++++ WORKING DATA ++++

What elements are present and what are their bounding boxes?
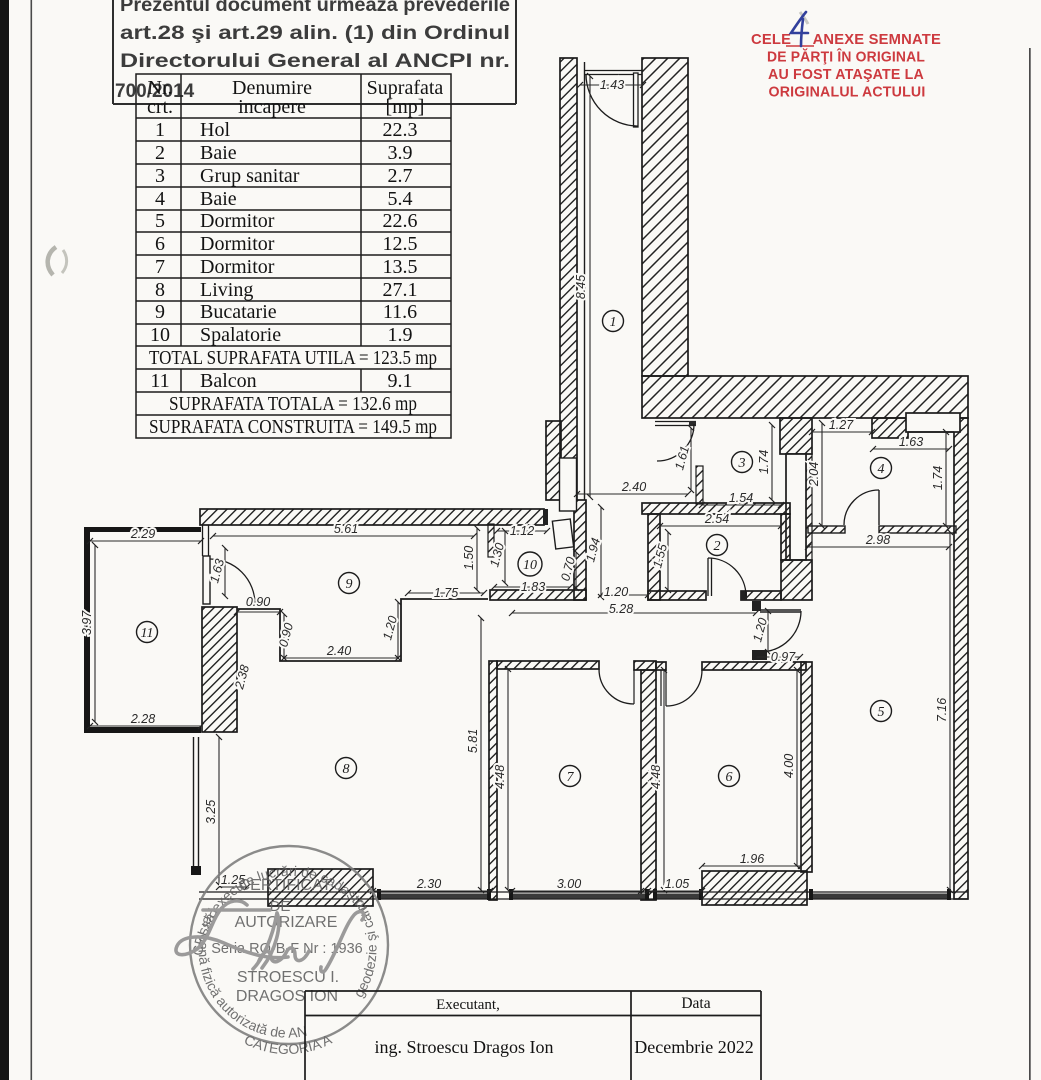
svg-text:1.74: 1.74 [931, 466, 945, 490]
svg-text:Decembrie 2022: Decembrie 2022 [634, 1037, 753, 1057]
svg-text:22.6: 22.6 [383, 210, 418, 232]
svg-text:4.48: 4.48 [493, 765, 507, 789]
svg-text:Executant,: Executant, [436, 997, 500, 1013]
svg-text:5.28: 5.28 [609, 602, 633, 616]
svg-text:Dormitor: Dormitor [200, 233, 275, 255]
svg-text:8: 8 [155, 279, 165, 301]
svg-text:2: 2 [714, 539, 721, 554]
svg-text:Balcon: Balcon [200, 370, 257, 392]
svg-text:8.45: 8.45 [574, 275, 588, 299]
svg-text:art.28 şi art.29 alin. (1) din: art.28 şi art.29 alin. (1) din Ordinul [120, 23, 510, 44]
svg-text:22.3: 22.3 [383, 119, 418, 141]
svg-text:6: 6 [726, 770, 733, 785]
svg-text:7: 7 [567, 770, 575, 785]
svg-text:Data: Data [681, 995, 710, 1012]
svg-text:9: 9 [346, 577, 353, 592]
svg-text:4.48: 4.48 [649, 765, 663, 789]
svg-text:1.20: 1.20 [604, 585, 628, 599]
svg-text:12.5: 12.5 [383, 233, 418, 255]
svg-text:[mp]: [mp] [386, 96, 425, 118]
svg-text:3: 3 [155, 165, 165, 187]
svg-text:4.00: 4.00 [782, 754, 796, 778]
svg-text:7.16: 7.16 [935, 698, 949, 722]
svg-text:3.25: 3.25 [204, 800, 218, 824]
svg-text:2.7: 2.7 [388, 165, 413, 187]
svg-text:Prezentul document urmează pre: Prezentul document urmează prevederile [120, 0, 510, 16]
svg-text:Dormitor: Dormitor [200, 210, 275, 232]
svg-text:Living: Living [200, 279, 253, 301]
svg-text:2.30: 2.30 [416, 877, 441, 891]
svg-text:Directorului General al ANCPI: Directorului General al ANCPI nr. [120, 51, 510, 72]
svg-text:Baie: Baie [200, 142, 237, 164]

++++

→ **WORK REQUIRED**:
Copy the whole listing above word for word, leaving out the picture.

→ **TASK RESPONSE**:
What elements are present and what are their bounding boxes?
svg-text:1.74: 1.74 [931, 466, 945, 490]
svg-text:Decembrie 2022: Decembrie 2022 [634, 1037, 753, 1057]
svg-text:22.6: 22.6 [383, 210, 418, 232]
svg-text:4.48: 4.48 [493, 765, 507, 789]
svg-text:Executant,: Executant, [436, 997, 500, 1013]
svg-text:5.28: 5.28 [609, 602, 633, 616]
svg-text:Dormitor: Dormitor [200, 233, 275, 255]
svg-text:8: 8 [155, 279, 165, 301]
svg-text:2: 2 [714, 539, 721, 554]
svg-text:Balcon: Balcon [200, 370, 257, 392]
svg-text:8.45: 8.45 [574, 275, 588, 299]
svg-text:art.28 şi art.29 alin. (1) din: art.28 şi art.29 alin. (1) din Ordinul [120, 23, 510, 44]
svg-text:22.3: 22.3 [383, 119, 418, 141]
svg-text:6: 6 [726, 770, 733, 785]
svg-text:7: 7 [567, 770, 575, 785]
svg-text:Data: Data [681, 995, 710, 1012]
svg-text:9: 9 [346, 577, 353, 592]
svg-text:4.48: 4.48 [649, 765, 663, 789]
svg-text:1.20: 1.20 [604, 585, 628, 599]
svg-text:12.5: 12.5 [383, 233, 418, 255]
svg-text:[mp]: [mp] [386, 96, 425, 118]
svg-text:3: 3 [155, 165, 165, 187]
svg-text:4.00: 4.00 [782, 754, 796, 778]
svg-text:7.16: 7.16 [935, 698, 949, 722]
svg-text:3.25: 3.25 [204, 800, 218, 824]
svg-text:2.7: 2.7 [388, 165, 413, 187]
svg-text:Prezentul document urmează pre: Prezentul document urmează prevederile [120, 0, 510, 16]
svg-text:Dormitor: Dormitor [200, 210, 275, 232]
svg-text:Living: Living [200, 279, 253, 301]
svg-text:2.30: 2.30 [416, 877, 441, 891]
svg-text:Directorului General al ANCPI: Directorului General al ANCPI nr. [120, 51, 510, 72]
svg-text:Baie: Baie [200, 142, 237, 164]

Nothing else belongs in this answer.